## Task description
Copy everything in the listing verbatim, from the line containing "List every element" down to the line containing "wizard-content: Hur vill", with both of those lines included.

::: Extracted data

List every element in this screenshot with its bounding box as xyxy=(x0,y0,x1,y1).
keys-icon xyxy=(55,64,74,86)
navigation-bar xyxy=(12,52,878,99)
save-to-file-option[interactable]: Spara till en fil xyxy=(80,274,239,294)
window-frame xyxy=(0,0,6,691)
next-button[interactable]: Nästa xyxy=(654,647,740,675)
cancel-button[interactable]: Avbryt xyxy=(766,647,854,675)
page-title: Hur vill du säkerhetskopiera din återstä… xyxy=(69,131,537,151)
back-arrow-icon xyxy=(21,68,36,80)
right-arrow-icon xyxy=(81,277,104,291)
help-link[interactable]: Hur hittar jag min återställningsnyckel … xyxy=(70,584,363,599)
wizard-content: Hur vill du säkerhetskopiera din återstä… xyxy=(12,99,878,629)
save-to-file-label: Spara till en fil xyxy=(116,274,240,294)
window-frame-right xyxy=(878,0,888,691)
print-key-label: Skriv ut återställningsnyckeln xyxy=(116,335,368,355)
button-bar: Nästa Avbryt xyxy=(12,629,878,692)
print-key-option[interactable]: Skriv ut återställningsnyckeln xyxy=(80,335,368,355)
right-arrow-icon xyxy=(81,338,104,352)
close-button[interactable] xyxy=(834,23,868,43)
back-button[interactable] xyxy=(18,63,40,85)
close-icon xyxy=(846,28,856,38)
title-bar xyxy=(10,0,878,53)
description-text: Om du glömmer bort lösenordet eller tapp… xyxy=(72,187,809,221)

::::::
::: Extracted data

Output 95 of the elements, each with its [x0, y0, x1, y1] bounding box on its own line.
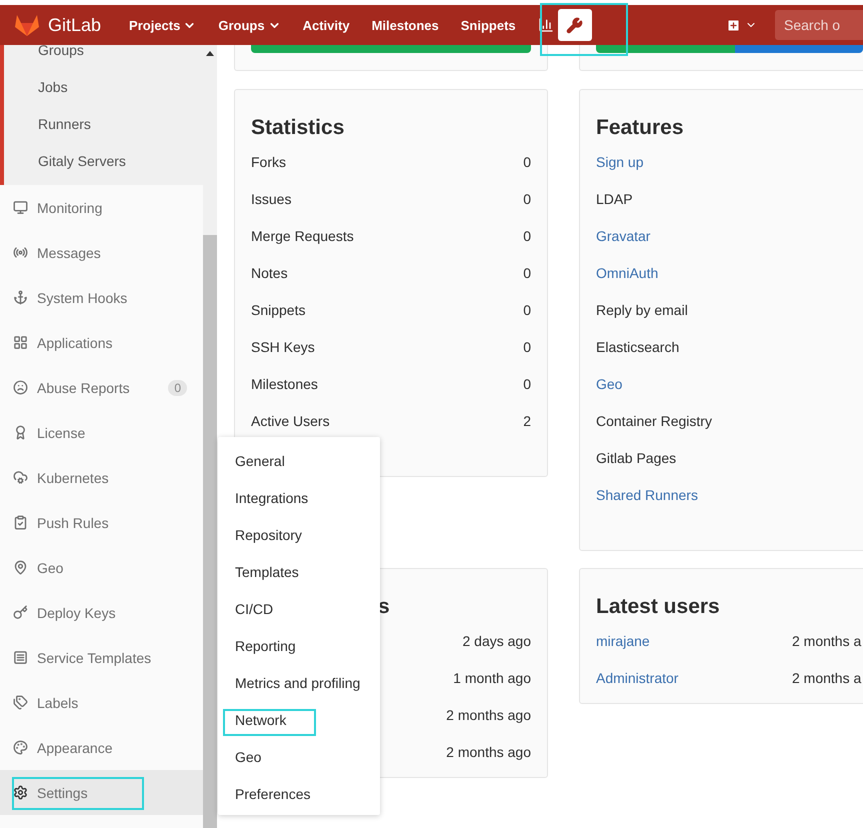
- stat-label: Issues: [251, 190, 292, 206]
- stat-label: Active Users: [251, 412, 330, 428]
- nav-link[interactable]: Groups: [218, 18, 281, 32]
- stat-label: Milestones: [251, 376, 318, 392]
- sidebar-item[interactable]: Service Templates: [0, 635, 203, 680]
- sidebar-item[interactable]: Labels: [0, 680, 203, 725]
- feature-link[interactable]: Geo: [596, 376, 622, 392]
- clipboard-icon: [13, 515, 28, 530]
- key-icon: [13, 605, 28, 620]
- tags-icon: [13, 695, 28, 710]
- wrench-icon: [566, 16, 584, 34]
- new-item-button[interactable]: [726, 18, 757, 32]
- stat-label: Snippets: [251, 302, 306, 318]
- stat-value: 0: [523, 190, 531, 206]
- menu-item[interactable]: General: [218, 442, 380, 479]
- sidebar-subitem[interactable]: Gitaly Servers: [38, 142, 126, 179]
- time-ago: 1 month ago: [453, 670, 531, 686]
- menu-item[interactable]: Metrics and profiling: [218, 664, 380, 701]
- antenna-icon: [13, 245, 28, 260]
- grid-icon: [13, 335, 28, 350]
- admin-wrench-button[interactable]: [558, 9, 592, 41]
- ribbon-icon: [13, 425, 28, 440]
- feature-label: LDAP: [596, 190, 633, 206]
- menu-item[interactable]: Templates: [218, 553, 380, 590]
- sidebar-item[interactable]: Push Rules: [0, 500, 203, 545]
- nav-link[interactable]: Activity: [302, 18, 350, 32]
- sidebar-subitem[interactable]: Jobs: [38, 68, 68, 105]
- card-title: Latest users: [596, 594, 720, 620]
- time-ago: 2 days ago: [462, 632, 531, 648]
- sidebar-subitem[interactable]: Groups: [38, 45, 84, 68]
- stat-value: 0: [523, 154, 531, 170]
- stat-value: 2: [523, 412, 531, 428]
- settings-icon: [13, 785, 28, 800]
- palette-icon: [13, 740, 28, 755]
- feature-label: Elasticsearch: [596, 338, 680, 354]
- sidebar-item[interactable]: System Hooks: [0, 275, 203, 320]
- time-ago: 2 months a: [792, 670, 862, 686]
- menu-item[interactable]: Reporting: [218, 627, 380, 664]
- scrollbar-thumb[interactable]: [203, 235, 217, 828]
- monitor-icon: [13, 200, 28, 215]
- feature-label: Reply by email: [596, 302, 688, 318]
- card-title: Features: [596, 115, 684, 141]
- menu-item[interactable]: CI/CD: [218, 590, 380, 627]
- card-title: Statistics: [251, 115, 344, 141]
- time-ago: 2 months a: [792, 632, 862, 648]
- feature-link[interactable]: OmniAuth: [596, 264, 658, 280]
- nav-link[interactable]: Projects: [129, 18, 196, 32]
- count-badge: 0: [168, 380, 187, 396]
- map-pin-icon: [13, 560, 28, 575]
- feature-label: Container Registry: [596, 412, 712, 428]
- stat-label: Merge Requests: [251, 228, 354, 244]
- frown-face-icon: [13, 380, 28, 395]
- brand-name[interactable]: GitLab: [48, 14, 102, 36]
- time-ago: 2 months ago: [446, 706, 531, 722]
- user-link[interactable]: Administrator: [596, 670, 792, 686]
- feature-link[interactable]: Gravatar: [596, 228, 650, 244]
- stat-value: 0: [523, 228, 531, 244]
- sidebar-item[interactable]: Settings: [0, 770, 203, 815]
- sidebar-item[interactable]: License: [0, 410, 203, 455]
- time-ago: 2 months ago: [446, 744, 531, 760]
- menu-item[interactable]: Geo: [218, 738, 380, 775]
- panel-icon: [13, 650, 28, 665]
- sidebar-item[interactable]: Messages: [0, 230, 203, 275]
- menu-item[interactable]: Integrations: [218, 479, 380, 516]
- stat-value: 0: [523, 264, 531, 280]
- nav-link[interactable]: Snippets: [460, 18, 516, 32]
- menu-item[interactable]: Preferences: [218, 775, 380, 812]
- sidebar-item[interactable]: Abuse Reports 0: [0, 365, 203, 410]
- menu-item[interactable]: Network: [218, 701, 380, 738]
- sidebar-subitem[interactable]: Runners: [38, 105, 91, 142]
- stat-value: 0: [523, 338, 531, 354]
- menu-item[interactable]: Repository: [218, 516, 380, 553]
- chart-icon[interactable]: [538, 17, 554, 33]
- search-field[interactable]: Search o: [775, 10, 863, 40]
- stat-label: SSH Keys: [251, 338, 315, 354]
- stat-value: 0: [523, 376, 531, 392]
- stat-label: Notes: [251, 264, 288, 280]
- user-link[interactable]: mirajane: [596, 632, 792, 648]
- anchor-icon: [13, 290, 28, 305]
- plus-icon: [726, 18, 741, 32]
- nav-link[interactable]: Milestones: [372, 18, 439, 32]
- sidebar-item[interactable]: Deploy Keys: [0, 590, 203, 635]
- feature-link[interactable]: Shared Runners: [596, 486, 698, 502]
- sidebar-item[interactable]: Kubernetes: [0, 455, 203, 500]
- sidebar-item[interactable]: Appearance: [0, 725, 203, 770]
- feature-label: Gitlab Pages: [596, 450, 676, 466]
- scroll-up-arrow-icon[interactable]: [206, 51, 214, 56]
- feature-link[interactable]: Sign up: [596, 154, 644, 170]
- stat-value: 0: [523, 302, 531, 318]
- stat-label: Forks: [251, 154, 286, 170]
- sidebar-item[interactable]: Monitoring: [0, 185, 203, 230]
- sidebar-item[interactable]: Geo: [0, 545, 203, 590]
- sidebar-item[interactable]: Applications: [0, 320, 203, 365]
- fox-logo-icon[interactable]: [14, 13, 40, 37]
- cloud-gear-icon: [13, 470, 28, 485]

::::::

## Answer for this exercise
List every element in this screenshot with its bounding box as xyxy=(x0,y0,x1,y1).
keys-icon xyxy=(55,64,74,86)
navigation-bar xyxy=(12,52,878,99)
save-to-file-option[interactable]: Spara till en fil xyxy=(80,274,239,294)
window-frame xyxy=(0,0,6,691)
next-button[interactable]: Nästa xyxy=(654,647,740,675)
cancel-button[interactable]: Avbryt xyxy=(766,647,854,675)
page-title: Hur vill du säkerhetskopiera din återstä… xyxy=(69,131,537,151)
back-arrow-icon xyxy=(21,68,36,80)
right-arrow-icon xyxy=(81,277,104,291)
help-link[interactable]: Hur hittar jag min återställningsnyckel … xyxy=(70,584,363,599)
wizard-content: Hur vill du säkerhetskopiera din återstä… xyxy=(12,99,878,629)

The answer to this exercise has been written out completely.